Extract provided
***
Looking forward to Fèis Ìle 2019? Can’t get a ticket? Whatever your situation, our selection of some of Islay’s most sublime Scotch means that all can indulge and enjoy! The…

Looking forward to Fèis Ìle 2019? Can’t get a ticket? Whatever your situation, our selection of some of Islay’s most sublime Scotch means that all can indulge and enjoy!

The Islay Festival of Music and Malt approaches. The highlight of the whisky calendar. Probably the reason we even still bother putting up with May as a month (that and all the bank holidays, come to think of it.)

A hive of whisky-based geekdom awaits. From official distillery days to delightful drams, celebrity dogs and all manner of ridiculously wonderful people, Fèis Ìle really has got everything, and 2019 promises more of the same. If you’re one of the lucky attendees this year, then be sure to keep your eyes peeled, as members of the MoM team will be on Islay for Fèis Ìle 2019!
***
Record extracts
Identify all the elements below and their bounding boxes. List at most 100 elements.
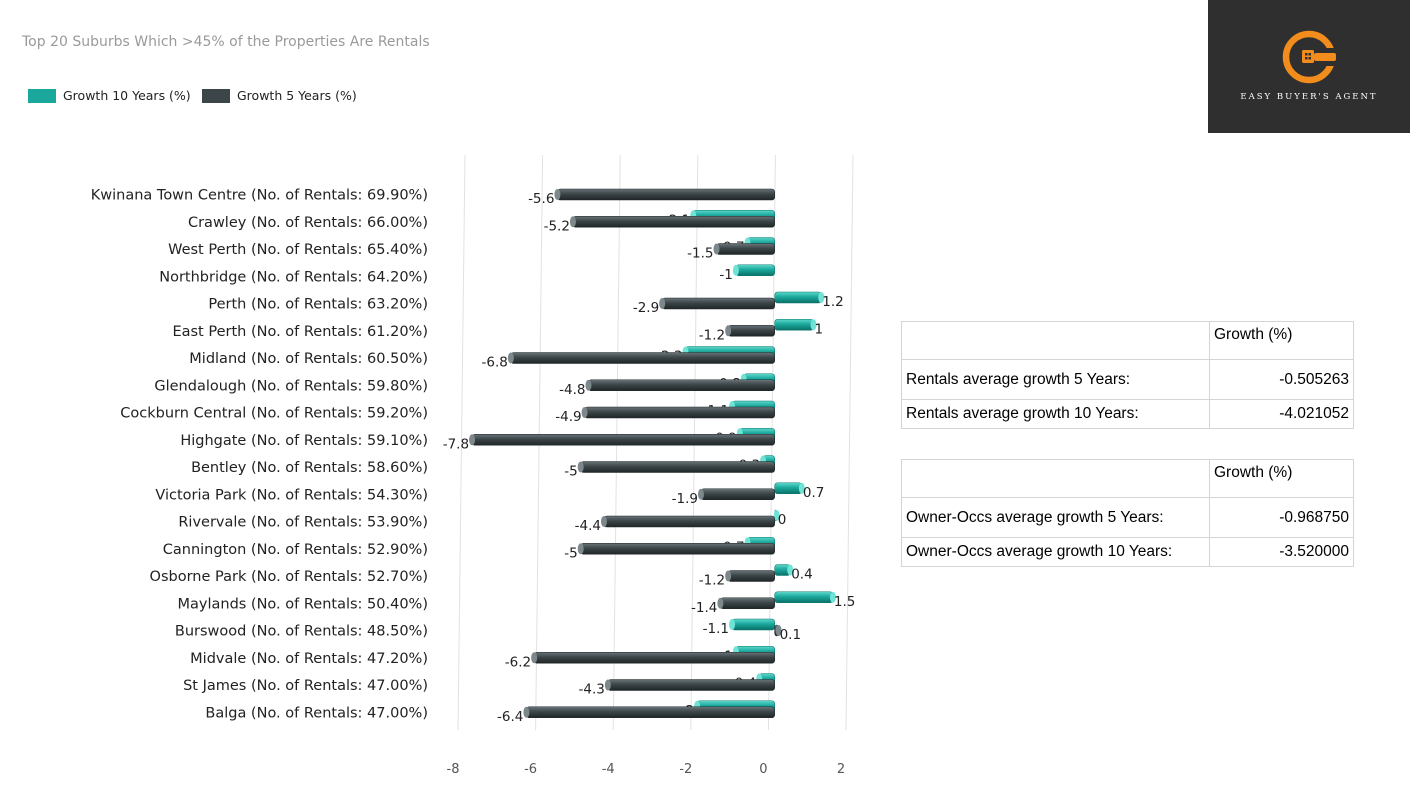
bar-cap <box>523 706 530 718</box>
easy-buyers-agent-logo: EASY BUYER'S AGENT <box>1208 0 1410 133</box>
bar <box>700 488 775 501</box>
bar <box>572 215 775 228</box>
bar-cap <box>569 216 576 228</box>
category-label: Victoria Park (No. of Rentals: 54.30%) <box>155 487 428 503</box>
bar-cap <box>798 482 805 494</box>
bar-cap <box>829 591 836 603</box>
category-label: Highgate (No. of Rentals: 59.10%) <box>180 433 428 449</box>
rentals-10yr-label: Rentals average growth 10 Years: <box>901 399 1210 429</box>
data-label: -5.6 <box>528 191 554 207</box>
legend-item-5-years[interactable]: Growth 5 Years (%) <box>202 88 357 103</box>
bar <box>533 651 776 664</box>
bar-cap <box>659 298 666 309</box>
gridline <box>845 154 854 731</box>
bar <box>584 406 776 419</box>
bar <box>774 291 822 304</box>
category-label: Balga (No. of Rentals: 47.00%) <box>205 705 428 721</box>
bar <box>510 352 775 364</box>
data-label: -6.8 <box>482 355 508 371</box>
rentals-5yr-label: Rentals average growth 5 Years: <box>901 359 1210 400</box>
category-label: Cockburn Central (No. of Rentals: 59.20%… <box>120 406 428 422</box>
bar-cap <box>725 325 732 337</box>
x-tick-label: 2 <box>837 762 845 777</box>
data-label: -1.1 <box>703 621 729 637</box>
legend-swatch-5-years <box>202 88 230 103</box>
rentals-10yr-value: -4.021052 <box>1209 399 1354 429</box>
bar-cap <box>717 597 724 609</box>
category-label: Maylands (No. of Rentals: 50.40%) <box>177 596 428 612</box>
bar <box>774 482 803 495</box>
bar-cap <box>554 189 561 200</box>
bar <box>603 515 775 528</box>
category-label: Midvale (No. of Rentals: 47.20%) <box>190 651 428 667</box>
owners-5yr-label: Owner-Occs average growth 5 Years: <box>901 497 1210 538</box>
bar-cap <box>775 625 782 636</box>
data-label: -4.8 <box>559 382 585 398</box>
owner-occs-growth-table: Growth (%) Owner-Occs average growth 5 Y… <box>901 459 1354 567</box>
data-label: -1.4 <box>691 600 717 616</box>
data-label: -1 <box>719 267 732 283</box>
bar-cap <box>697 488 704 500</box>
bar <box>731 618 776 631</box>
bar <box>471 433 776 446</box>
data-label: -6.2 <box>505 654 531 670</box>
table-row: Rentals average growth 5 Years: -0.50526… <box>901 359 1354 400</box>
table-row: Rentals average growth 10 Years: -4.0210… <box>901 399 1354 429</box>
category-label: Glendalough (No. of Rentals: 59.80%) <box>154 378 428 394</box>
bar <box>588 379 776 392</box>
bar <box>735 264 776 277</box>
category-label: Burswood (No. of Rentals: 48.50%) <box>175 624 428 640</box>
data-label: -5 <box>564 464 577 480</box>
bar-cap <box>810 319 817 331</box>
category-label: St James (No. of Rentals: 47.00%) <box>183 678 428 694</box>
data-label: -5.2 <box>544 218 570 234</box>
bar <box>661 297 775 310</box>
rentals-5yr-value: -0.505263 <box>1209 359 1354 400</box>
bar <box>607 679 775 691</box>
rentals-table-header: Growth (%) <box>1209 321 1354 360</box>
table-row: Owner-Occs average growth 10 Years: -3.5… <box>901 537 1354 567</box>
owners-10yr-label: Owner-Occs average growth 10 Years: <box>901 537 1210 567</box>
x-tick-label: -2 <box>679 762 692 777</box>
x-tick-label: -8 <box>447 762 460 777</box>
category-label: Bentley (No. of Rentals: 58.60%) <box>191 460 428 476</box>
bar-cap <box>577 461 584 473</box>
bar-cap <box>581 407 588 418</box>
bar <box>526 706 776 719</box>
bar-cap <box>787 564 794 576</box>
bar-cap <box>818 292 825 303</box>
bar-cap <box>604 679 611 691</box>
category-label: Osborne Park (No. of Rentals: 52.70%) <box>150 569 428 585</box>
bar <box>774 591 834 604</box>
x-tick-label: 0 <box>759 762 767 777</box>
category-label: Midland (No. of Rentals: 60.50%) <box>189 351 428 367</box>
data-label: -5 <box>564 545 577 561</box>
data-label: 1.5 <box>834 594 855 610</box>
bar <box>720 597 776 610</box>
owners-5yr-value: -0.968750 <box>1209 497 1354 538</box>
bar-cap <box>713 243 720 255</box>
data-label: 0 <box>778 512 787 528</box>
bar <box>774 318 814 331</box>
data-label: -1.2 <box>699 327 725 343</box>
bar <box>580 542 776 555</box>
data-label: -7.8 <box>443 436 469 452</box>
category-label: Crawley (No. of Rentals: 66.00%) <box>188 215 428 231</box>
bar-cap <box>732 264 739 276</box>
gridline <box>457 154 466 731</box>
category-label: Perth (No. of Rentals: 63.20%) <box>208 297 428 313</box>
data-label: -1.5 <box>687 246 713 262</box>
chart-title: Top 20 Suburbs Which >45% of the Propert… <box>22 34 430 50</box>
rentals-growth-table: Growth (%) Rentals average growth 5 Year… <box>901 321 1354 429</box>
bar-cap <box>585 379 592 391</box>
bar-cap <box>469 434 476 446</box>
legend-item-10-years[interactable]: Growth 10 Years (%) <box>28 88 191 103</box>
bar-cap <box>531 652 538 664</box>
logo-mark-icon <box>1282 30 1342 84</box>
bar-cap <box>729 619 736 630</box>
data-label: 1 <box>815 321 824 337</box>
data-label: -1.9 <box>672 491 698 507</box>
category-label: Rivervale (No. of Rentals: 53.90%) <box>178 515 428 531</box>
owners-table-header: Growth (%) <box>1209 459 1354 498</box>
owners-10yr-value: -3.520000 <box>1209 537 1354 567</box>
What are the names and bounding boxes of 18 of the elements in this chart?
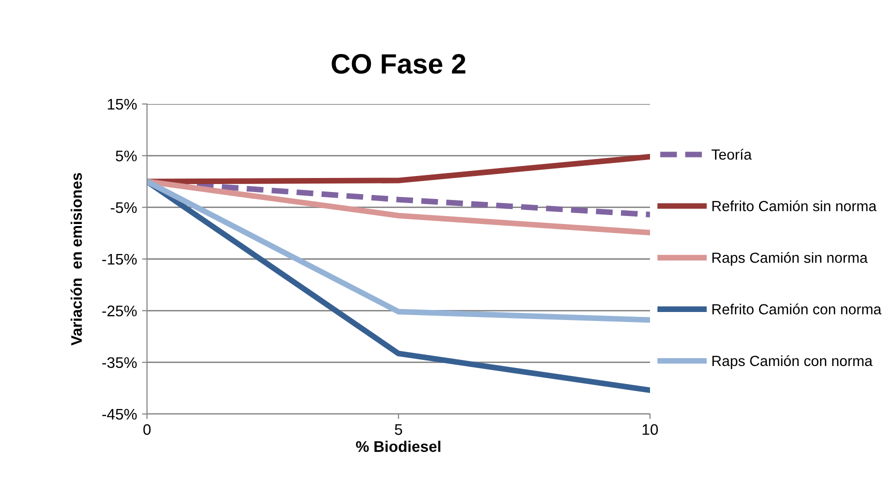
x-tick-label: 10 <box>642 424 658 435</box>
x-axis-title: % Biodiesel <box>356 440 440 452</box>
y-tick-label: -5% <box>110 202 137 214</box>
y-tick-label: -25% <box>102 306 137 316</box>
legend-label: Teoría <box>712 148 752 160</box>
legend-label: Raps Camión sin norma <box>712 252 868 266</box>
y-tick-label: -45% <box>102 408 137 420</box>
y-tick-label: 5% <box>116 150 137 162</box>
legend-label: Raps Camión con norma <box>712 355 873 369</box>
legend-label: Refrito Camión sin norma <box>712 200 877 212</box>
legend-label: Refrito Camión con norma <box>712 304 882 314</box>
x-tick-label: 5 <box>394 424 402 435</box>
y-axis-title: Variación en emisiones <box>70 173 82 346</box>
y-tick-label: 15% <box>108 98 137 110</box>
y-tick-label: -35% <box>102 357 137 368</box>
x-tick-label: 0 <box>143 424 151 435</box>
y-tick-label: -15% <box>102 254 137 265</box>
chart-title: CO Fase 2 <box>332 54 466 74</box>
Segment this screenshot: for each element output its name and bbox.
***
Requirement
Rewrite the Fèis Ìle passage starting with "The Islay Festival" and going on through "think of it.)", swapping "month" for "season".

Result
The Islay Festival of Music and Malt approaches. The highlight of the whisky calendar. Probably the reason we even still bother putting up with May as a season (that and all the bank holidays, come to think of it.)